> [Problem to work on] Reproduce the whole listing below without its pictures, exactly as written.

> [Input for this task]
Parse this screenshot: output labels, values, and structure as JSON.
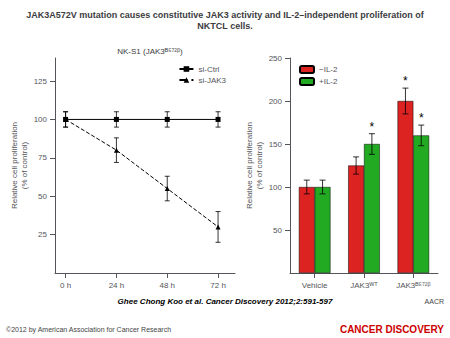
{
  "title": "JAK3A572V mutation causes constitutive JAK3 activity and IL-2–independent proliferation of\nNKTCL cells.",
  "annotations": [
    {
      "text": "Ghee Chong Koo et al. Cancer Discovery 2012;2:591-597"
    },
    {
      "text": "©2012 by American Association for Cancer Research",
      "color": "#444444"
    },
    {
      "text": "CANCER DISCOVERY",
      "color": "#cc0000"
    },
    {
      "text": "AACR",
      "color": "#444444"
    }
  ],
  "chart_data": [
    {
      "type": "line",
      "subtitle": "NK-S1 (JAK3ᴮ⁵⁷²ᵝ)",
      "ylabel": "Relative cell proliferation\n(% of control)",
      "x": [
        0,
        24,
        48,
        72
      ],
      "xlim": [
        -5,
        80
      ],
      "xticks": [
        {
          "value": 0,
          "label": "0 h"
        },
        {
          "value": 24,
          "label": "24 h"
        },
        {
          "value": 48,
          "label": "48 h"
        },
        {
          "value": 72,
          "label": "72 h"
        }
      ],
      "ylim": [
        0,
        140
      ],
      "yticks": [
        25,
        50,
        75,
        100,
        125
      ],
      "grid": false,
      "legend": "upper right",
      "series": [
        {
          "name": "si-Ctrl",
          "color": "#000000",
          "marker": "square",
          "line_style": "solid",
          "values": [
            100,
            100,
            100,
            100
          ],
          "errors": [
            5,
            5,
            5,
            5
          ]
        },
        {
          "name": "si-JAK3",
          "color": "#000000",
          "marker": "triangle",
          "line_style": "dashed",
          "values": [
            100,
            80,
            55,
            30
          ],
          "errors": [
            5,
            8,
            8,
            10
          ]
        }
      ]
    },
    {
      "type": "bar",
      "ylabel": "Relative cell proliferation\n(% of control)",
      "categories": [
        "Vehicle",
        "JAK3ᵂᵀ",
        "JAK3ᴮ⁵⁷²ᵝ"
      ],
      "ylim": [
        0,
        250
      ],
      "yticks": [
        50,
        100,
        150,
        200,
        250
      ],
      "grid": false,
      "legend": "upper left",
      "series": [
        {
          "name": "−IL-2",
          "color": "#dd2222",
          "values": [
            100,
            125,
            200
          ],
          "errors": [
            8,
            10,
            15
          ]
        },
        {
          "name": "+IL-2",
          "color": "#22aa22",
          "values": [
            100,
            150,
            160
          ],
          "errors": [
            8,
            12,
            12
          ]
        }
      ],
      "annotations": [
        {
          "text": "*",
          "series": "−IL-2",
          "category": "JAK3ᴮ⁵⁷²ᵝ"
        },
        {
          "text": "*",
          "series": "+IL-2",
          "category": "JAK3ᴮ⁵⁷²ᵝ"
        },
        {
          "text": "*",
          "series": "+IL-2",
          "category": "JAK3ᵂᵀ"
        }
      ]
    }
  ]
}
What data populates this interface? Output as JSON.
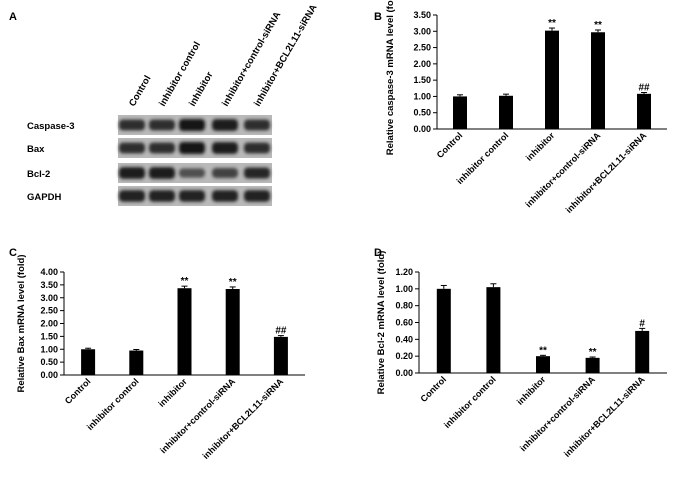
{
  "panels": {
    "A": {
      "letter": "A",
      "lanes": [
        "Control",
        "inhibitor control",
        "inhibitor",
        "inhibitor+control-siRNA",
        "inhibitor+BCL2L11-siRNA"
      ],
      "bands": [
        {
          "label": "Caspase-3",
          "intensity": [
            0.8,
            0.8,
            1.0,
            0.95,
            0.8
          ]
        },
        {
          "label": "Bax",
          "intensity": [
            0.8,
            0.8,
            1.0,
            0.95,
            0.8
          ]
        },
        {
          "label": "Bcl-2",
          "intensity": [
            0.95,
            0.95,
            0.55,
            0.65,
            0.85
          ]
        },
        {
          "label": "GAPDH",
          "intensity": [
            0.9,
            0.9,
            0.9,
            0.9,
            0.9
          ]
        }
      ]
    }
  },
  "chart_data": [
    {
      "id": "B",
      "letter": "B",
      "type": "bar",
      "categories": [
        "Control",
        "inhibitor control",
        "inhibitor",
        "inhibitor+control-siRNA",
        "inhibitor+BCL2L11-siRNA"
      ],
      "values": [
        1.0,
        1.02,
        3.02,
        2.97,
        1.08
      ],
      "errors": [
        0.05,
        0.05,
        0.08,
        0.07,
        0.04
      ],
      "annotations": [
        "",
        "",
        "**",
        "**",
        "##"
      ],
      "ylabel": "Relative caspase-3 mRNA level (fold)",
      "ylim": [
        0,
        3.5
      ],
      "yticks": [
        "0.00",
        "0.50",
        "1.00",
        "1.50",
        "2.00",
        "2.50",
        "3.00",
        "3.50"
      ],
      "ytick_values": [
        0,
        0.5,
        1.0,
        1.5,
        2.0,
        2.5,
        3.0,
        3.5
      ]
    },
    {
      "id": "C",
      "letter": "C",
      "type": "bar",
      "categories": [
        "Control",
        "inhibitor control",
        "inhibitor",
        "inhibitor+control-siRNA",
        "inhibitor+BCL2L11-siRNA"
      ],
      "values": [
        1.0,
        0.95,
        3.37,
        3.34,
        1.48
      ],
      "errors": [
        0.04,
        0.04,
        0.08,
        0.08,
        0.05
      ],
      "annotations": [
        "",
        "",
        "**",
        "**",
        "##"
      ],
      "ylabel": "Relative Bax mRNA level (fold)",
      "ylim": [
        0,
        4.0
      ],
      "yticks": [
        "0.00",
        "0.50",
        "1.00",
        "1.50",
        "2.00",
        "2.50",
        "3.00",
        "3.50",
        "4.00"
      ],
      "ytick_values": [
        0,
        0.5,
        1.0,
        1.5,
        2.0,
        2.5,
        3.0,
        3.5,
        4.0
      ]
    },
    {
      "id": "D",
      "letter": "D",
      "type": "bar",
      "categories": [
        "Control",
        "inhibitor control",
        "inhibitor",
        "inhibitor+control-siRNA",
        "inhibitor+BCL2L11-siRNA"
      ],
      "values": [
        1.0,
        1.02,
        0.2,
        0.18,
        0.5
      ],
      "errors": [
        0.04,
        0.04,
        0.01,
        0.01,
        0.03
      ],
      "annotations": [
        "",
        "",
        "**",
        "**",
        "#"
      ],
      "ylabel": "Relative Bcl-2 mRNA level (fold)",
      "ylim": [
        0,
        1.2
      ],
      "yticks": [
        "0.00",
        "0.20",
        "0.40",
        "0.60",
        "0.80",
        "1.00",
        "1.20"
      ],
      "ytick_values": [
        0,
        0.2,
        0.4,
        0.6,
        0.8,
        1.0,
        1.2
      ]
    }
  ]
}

> [Task answer]
Parse this screenshot: output labels, values, and structure as JSON.
{
  "title": "JAK3A572V mutation causes constitutive JAK3 activity and IL-2–independent proliferation of\nNKTCL cells.",
  "annotations": [
    {
      "text": "Ghee Chong Koo et al. Cancer Discovery 2012;2:591-597"
    },
    {
      "text": "©2012 by American Association for Cancer Research",
      "color": "#444444"
    },
    {
      "text": "CANCER DISCOVERY",
      "color": "#cc0000"
    },
    {
      "text": "AACR",
      "color": "#444444"
    }
  ],
  "chart_data": [
    {
      "type": "line",
      "subtitle": "NK-S1 (JAK3ᴮ⁵⁷²ᵝ)",
      "ylabel": "Relative cell proliferation\n(% of control)",
      "x": [
        0,
        24,
        48,
        72
      ],
      "xlim": [
        -5,
        80
      ],
      "xticks": [
        {
          "value": 0,
          "label": "0 h"
        },
        {
          "value": 24,
          "label": "24 h"
        },
        {
          "value": 48,
          "label": "48 h"
        },
        {
          "value": 72,
          "label": "72 h"
        }
      ],
      "ylim": [
        0,
        140
      ],
      "yticks": [
        25,
        50,
        75,
        100,
        125
      ],
      "grid": false,
      "legend": "upper right",
      "series": [
        {
          "name": "si-Ctrl",
          "color": "#000000",
          "marker": "square",
          "line_style": "solid",
          "values": [
            100,
            100,
            100,
            100
          ],
          "errors": [
            5,
            5,
            5,
            5
          ]
        },
        {
          "name": "si-JAK3",
          "color": "#000000",
          "marker": "triangle",
          "line_style": "dashed",
          "values": [
            100,
            80,
            55,
            30
          ],
          "errors": [
            5,
            8,
            8,
            10
          ]
        }
      ]
    },
    {
      "type": "bar",
      "ylabel": "Relative cell proliferation\n(% of control)",
      "categories": [
        "Vehicle",
        "JAK3ᵂᵀ",
        "JAK3ᴮ⁵⁷²ᵝ"
      ],
      "ylim": [
        0,
        250
      ],
      "yticks": [
        50,
        100,
        150,
        200,
        250
      ],
      "grid": false,
      "legend": "upper left",
      "series": [
        {
          "name": "−IL-2",
          "color": "#dd2222",
          "values": [
            100,
            125,
            200
          ],
          "errors": [
            8,
            10,
            15
          ]
        },
        {
          "name": "+IL-2",
          "color": "#22aa22",
          "values": [
            100,
            150,
            160
          ],
          "errors": [
            8,
            12,
            12
          ]
        }
      ],
      "annotations": [
        {
          "text": "*",
          "series": "−IL-2",
          "category": "JAK3ᴮ⁵⁷²ᵝ"
        },
        {
          "text": "*",
          "series": "+IL-2",
          "category": "JAK3ᴮ⁵⁷²ᵝ"
        },
        {
          "text": "*",
          "series": "+IL-2",
          "category": "JAK3ᵂᵀ"
        }
      ]
    }
  ]
}
What data populates this interface? Output as JSON.
{
  "panels": {
    "A": {
      "letter": "A",
      "lanes": [
        "Control",
        "inhibitor control",
        "inhibitor",
        "inhibitor+control-siRNA",
        "inhibitor+BCL2L11-siRNA"
      ],
      "bands": [
        {
          "label": "Caspase-3",
          "intensity": [
            0.8,
            0.8,
            1.0,
            0.95,
            0.8
          ]
        },
        {
          "label": "Bax",
          "intensity": [
            0.8,
            0.8,
            1.0,
            0.95,
            0.8
          ]
        },
        {
          "label": "Bcl-2",
          "intensity": [
            0.95,
            0.95,
            0.55,
            0.65,
            0.85
          ]
        },
        {
          "label": "GAPDH",
          "intensity": [
            0.9,
            0.9,
            0.9,
            0.9,
            0.9
          ]
        }
      ]
    }
  },
  "chart_data": [
    {
      "id": "B",
      "letter": "B",
      "type": "bar",
      "categories": [
        "Control",
        "inhibitor control",
        "inhibitor",
        "inhibitor+control-siRNA",
        "inhibitor+BCL2L11-siRNA"
      ],
      "values": [
        1.0,
        1.02,
        3.02,
        2.97,
        1.08
      ],
      "errors": [
        0.05,
        0.05,
        0.08,
        0.07,
        0.04
      ],
      "annotations": [
        "",
        "",
        "**",
        "**",
        "##"
      ],
      "ylabel": "Relative caspase-3 mRNA level (fold)",
      "ylim": [
        0,
        3.5
      ],
      "yticks": [
        "0.00",
        "0.50",
        "1.00",
        "1.50",
        "2.00",
        "2.50",
        "3.00",
        "3.50"
      ],
      "ytick_values": [
        0,
        0.5,
        1.0,
        1.5,
        2.0,
        2.5,
        3.0,
        3.5
      ]
    },
    {
      "id": "C",
      "letter": "C",
      "type": "bar",
      "categories": [
        "Control",
        "inhibitor control",
        "inhibitor",
        "inhibitor+control-siRNA",
        "inhibitor+BCL2L11-siRNA"
      ],
      "values": [
        1.0,
        0.95,
        3.37,
        3.34,
        1.48
      ],
      "errors": [
        0.04,
        0.04,
        0.08,
        0.08,
        0.05
      ],
      "annotations": [
        "",
        "",
        "**",
        "**",
        "##"
      ],
      "ylabel": "Relative Bax mRNA level (fold)",
      "ylim": [
        0,
        4.0
      ],
      "yticks": [
        "0.00",
        "0.50",
        "1.00",
        "1.50",
        "2.00",
        "2.50",
        "3.00",
        "3.50",
        "4.00"
      ],
      "ytick_values": [
        0,
        0.5,
        1.0,
        1.5,
        2.0,
        2.5,
        3.0,
        3.5,
        4.0
      ]
    },
    {
      "id": "D",
      "letter": "D",
      "type": "bar",
      "categories": [
        "Control",
        "inhibitor control",
        "inhibitor",
        "inhibitor+control-siRNA",
        "inhibitor+BCL2L11-siRNA"
      ],
      "values": [
        1.0,
        1.02,
        0.2,
        0.18,
        0.5
      ],
      "errors": [
        0.04,
        0.04,
        0.01,
        0.01,
        0.03
      ],
      "annotations": [
        "",
        "",
        "**",
        "**",
        "#"
      ],
      "ylabel": "Relative Bcl-2 mRNA level (fold)",
      "ylim": [
        0,
        1.2
      ],
      "yticks": [
        "0.00",
        "0.20",
        "0.40",
        "0.60",
        "0.80",
        "1.00",
        "1.20"
      ],
      "ytick_values": [
        0,
        0.2,
        0.4,
        0.6,
        0.8,
        1.0,
        1.2
      ]
    }
  ]
}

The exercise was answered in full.